— BEGIN DATASET CONTENT —

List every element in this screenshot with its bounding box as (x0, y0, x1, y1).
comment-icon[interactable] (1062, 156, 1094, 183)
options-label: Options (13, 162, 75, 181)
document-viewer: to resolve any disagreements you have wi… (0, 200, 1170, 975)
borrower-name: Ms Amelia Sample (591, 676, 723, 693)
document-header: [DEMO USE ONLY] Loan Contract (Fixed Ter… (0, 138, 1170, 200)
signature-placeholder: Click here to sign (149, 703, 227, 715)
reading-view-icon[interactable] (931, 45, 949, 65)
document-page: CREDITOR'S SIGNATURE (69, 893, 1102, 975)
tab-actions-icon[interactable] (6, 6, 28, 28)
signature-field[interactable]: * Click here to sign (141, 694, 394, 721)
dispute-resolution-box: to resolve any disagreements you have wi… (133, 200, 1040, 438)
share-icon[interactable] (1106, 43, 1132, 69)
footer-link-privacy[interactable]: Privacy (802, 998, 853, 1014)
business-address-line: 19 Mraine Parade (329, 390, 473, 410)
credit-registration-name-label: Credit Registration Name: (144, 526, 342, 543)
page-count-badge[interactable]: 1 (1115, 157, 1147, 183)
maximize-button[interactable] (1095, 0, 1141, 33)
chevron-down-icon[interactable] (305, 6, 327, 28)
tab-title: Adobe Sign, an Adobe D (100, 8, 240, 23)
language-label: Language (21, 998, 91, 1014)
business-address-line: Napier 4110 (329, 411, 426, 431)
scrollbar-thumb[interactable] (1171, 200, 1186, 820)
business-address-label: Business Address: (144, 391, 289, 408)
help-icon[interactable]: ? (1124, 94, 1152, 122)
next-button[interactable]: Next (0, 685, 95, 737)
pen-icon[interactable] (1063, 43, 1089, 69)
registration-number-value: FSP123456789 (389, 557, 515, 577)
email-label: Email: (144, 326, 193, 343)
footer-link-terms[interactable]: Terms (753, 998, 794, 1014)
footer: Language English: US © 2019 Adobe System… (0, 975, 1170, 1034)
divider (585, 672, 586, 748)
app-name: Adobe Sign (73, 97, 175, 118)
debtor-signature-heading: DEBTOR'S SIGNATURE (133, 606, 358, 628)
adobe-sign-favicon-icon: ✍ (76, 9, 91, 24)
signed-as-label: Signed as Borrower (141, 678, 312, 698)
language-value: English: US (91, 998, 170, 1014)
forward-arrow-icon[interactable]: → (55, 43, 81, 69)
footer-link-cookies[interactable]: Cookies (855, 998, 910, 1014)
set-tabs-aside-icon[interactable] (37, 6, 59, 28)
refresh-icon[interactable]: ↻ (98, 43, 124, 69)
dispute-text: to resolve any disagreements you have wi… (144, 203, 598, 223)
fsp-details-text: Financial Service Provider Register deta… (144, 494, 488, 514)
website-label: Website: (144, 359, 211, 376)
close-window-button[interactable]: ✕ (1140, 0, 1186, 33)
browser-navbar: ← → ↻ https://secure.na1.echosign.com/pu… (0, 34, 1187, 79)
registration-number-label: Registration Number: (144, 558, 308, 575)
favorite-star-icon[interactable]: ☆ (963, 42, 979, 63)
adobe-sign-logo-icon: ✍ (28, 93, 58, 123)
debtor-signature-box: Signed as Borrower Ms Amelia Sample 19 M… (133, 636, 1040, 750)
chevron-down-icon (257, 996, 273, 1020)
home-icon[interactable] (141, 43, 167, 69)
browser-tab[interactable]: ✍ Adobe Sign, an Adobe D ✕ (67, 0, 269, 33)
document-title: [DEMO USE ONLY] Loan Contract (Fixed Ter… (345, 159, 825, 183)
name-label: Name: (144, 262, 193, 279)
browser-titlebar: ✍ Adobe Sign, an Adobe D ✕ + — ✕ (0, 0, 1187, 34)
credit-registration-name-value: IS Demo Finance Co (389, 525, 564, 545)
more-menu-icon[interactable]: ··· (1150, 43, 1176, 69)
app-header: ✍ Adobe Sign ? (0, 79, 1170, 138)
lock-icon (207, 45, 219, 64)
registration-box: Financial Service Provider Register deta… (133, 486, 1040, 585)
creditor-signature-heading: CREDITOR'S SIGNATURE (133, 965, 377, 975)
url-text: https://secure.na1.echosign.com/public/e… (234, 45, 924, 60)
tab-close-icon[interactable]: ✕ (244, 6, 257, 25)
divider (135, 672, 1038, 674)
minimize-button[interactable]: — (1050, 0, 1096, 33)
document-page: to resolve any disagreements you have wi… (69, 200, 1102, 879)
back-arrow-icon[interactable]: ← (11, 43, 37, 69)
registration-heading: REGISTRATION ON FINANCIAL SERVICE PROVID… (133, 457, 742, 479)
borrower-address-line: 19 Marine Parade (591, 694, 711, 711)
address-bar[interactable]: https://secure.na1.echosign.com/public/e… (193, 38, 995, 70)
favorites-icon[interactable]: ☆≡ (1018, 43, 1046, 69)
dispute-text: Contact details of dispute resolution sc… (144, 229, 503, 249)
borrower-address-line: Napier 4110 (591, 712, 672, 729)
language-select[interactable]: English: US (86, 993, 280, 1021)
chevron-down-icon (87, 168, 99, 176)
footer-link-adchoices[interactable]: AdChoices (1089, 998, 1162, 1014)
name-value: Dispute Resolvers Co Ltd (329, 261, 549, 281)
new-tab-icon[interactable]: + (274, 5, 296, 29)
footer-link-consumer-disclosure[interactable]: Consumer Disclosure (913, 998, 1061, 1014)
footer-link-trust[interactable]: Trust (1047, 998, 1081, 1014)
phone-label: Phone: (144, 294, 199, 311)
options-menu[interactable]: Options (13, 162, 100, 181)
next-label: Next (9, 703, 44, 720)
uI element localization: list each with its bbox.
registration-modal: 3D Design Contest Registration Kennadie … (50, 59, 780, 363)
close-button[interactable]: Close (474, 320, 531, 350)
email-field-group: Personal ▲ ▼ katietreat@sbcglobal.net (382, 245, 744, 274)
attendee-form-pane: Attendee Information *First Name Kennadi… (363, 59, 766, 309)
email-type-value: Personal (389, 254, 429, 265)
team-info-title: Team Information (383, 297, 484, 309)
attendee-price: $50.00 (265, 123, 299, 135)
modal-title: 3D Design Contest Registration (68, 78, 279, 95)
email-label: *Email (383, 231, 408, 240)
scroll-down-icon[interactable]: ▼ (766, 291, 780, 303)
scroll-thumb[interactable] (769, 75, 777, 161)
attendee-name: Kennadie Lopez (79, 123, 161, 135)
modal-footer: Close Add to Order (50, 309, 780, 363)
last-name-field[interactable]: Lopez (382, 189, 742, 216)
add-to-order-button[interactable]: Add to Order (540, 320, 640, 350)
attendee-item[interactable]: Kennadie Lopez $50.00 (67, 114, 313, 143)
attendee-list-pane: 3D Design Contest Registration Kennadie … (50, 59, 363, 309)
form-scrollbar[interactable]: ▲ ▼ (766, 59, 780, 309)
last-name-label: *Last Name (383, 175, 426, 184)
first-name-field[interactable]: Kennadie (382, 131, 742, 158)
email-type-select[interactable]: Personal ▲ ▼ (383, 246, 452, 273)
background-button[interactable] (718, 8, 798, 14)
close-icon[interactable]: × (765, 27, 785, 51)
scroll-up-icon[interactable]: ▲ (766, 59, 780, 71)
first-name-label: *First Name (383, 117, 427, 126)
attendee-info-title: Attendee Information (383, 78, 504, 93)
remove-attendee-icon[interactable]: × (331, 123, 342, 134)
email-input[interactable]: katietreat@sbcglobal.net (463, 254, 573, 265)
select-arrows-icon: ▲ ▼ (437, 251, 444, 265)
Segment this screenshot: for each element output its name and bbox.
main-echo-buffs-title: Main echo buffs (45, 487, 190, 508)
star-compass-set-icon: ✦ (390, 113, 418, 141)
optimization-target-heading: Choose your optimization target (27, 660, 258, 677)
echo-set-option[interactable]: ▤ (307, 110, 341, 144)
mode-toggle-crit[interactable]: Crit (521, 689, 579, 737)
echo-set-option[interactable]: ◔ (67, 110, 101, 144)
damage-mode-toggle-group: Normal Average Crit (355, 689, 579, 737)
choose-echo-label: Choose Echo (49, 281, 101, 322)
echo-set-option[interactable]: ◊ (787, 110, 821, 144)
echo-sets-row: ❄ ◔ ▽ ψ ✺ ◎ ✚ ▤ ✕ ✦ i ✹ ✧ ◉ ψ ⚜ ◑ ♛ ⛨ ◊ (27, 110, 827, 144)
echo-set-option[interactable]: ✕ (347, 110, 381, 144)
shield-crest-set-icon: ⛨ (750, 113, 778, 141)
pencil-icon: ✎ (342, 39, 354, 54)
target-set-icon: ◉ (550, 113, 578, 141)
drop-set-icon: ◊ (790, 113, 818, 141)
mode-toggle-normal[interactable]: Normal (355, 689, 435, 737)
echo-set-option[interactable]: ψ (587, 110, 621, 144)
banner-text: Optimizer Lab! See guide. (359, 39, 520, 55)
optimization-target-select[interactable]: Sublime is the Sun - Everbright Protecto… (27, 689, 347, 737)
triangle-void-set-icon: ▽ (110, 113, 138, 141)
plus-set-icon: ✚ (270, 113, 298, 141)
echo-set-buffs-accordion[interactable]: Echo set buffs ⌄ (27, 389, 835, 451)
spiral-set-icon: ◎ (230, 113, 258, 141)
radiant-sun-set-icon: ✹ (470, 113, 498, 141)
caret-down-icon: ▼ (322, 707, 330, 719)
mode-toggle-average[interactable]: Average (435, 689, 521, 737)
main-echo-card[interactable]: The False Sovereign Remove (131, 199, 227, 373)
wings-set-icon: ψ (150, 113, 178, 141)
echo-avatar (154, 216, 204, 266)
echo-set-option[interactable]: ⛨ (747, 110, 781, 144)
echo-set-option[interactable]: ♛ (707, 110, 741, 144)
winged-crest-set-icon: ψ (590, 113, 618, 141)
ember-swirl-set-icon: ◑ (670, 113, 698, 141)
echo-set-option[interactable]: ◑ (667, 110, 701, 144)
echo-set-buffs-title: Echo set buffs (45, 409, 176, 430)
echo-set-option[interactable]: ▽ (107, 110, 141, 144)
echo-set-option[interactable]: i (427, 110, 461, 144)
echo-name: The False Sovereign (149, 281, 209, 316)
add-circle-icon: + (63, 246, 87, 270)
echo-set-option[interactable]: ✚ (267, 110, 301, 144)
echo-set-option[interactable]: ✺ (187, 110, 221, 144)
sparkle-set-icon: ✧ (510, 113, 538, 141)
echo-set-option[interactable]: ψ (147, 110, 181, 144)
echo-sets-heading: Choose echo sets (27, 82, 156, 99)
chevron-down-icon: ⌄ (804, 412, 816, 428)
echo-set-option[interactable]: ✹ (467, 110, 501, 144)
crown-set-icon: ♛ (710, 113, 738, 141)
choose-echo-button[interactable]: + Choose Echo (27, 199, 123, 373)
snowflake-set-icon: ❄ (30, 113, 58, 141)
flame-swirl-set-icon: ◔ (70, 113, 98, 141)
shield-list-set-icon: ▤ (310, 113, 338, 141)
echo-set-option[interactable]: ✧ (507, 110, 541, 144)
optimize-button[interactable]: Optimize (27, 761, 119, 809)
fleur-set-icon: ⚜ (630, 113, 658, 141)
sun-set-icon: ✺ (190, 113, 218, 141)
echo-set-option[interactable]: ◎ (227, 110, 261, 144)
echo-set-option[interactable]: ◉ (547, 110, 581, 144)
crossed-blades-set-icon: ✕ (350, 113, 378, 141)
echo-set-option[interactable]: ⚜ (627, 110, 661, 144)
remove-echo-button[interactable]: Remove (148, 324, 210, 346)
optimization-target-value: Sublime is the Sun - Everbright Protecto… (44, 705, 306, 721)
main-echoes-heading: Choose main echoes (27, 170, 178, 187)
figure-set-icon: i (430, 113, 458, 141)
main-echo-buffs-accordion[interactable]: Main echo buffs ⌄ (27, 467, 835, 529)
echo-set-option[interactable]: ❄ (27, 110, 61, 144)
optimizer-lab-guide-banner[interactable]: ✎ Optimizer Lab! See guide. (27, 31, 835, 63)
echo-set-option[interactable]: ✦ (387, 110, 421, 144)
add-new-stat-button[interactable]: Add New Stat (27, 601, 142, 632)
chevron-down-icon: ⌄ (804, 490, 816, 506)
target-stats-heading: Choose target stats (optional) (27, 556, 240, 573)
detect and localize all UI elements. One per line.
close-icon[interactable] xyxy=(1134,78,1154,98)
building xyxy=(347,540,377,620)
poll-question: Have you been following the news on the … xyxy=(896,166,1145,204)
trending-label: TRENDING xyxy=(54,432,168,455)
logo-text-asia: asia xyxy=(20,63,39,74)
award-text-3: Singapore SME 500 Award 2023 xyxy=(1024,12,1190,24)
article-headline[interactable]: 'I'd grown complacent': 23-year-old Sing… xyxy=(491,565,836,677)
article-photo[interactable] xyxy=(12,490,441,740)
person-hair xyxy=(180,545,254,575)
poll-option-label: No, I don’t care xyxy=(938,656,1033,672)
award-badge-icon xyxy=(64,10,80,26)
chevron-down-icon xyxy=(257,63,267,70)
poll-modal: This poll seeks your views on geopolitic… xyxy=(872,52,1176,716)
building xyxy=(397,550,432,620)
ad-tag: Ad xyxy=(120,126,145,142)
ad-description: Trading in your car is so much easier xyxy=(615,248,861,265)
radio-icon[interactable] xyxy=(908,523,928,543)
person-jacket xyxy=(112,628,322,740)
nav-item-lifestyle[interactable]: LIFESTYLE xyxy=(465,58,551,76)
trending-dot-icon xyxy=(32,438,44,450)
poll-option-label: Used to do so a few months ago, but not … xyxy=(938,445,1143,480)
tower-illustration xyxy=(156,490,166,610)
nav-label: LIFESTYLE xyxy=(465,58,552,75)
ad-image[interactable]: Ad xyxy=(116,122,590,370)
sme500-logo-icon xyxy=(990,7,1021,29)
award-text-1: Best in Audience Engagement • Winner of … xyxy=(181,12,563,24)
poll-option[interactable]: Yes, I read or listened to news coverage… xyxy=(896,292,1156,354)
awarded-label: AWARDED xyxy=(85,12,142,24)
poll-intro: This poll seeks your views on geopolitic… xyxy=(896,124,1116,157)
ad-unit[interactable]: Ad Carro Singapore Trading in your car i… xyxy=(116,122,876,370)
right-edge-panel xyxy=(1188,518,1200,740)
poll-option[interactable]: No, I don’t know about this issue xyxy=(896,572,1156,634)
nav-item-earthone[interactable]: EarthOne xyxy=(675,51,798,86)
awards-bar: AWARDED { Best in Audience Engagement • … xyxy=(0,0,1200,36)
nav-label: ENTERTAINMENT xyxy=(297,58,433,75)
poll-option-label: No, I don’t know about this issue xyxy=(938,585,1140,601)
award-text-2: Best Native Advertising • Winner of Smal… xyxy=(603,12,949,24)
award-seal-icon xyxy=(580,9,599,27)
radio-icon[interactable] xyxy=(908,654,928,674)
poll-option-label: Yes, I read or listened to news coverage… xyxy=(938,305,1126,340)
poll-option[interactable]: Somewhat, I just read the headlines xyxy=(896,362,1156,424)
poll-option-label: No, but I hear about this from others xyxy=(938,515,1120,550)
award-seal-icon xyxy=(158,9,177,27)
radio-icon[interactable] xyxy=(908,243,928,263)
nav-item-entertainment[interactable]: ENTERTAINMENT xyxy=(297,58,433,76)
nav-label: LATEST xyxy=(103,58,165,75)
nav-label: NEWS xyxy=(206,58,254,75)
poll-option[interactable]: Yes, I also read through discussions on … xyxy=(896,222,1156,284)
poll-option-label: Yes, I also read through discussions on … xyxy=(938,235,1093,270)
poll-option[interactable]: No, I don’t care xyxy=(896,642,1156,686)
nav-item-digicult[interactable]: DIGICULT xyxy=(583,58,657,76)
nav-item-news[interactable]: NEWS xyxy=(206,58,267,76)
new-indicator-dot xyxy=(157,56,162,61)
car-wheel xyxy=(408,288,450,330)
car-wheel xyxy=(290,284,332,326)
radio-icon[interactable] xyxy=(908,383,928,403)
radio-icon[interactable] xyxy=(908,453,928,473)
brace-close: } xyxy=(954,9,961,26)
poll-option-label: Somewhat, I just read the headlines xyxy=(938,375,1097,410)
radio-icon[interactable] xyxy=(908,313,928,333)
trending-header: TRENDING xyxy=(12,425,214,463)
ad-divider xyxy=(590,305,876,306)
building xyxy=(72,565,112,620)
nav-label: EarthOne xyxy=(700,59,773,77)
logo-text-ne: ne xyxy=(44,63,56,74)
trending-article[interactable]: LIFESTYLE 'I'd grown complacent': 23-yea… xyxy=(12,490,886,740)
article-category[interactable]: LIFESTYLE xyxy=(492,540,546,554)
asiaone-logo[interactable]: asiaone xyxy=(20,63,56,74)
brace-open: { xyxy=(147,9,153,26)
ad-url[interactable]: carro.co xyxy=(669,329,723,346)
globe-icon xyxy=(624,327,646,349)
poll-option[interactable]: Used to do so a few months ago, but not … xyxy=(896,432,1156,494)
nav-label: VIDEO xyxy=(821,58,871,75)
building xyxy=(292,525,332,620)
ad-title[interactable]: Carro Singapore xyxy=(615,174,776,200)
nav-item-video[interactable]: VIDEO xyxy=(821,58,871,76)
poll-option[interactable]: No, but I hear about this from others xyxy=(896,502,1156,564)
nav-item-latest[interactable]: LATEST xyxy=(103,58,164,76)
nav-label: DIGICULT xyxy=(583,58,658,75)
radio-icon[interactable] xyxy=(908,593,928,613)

— END DATASET CONTENT —

WORK TO BE COMPLETED: Express the records as a JSON list of strings, one string per line and no blank lines, starting with the first line of the records and continuing through the line containing "footer-link-privacy[interactable]: Privacy (802, 998, 853, 1014)".

RESPONSE TO THIS EXERCISE:
[
  "List every element in this screenshot with its bounding box as (x0, y0, x1, y1).",
  "comment-icon[interactable] (1062, 156, 1094, 183)",
  "options-label: Options (13, 162, 75, 181)",
  "document-viewer: to resolve any disagreements you have wi… (0, 200, 1170, 975)",
  "borrower-name: Ms Amelia Sample (591, 676, 723, 693)",
  "document-header: [DEMO USE ONLY] Loan Contract (Fixed Ter… (0, 138, 1170, 200)",
  "signature-placeholder: Click here to sign (149, 703, 227, 715)",
  "reading-view-icon[interactable] (931, 45, 949, 65)",
  "document-page: CREDITOR'S SIGNATURE (69, 893, 1102, 975)",
  "tab-actions-icon[interactable] (6, 6, 28, 28)",
  "signature-field[interactable]: * Click here to sign (141, 694, 394, 721)",
  "dispute-resolution-box: to resolve any disagreements you have wi… (133, 200, 1040, 438)",
  "share-icon[interactable] (1106, 43, 1132, 69)",
  "footer-link-privacy[interactable]: Privacy (802, 998, 853, 1014)"
]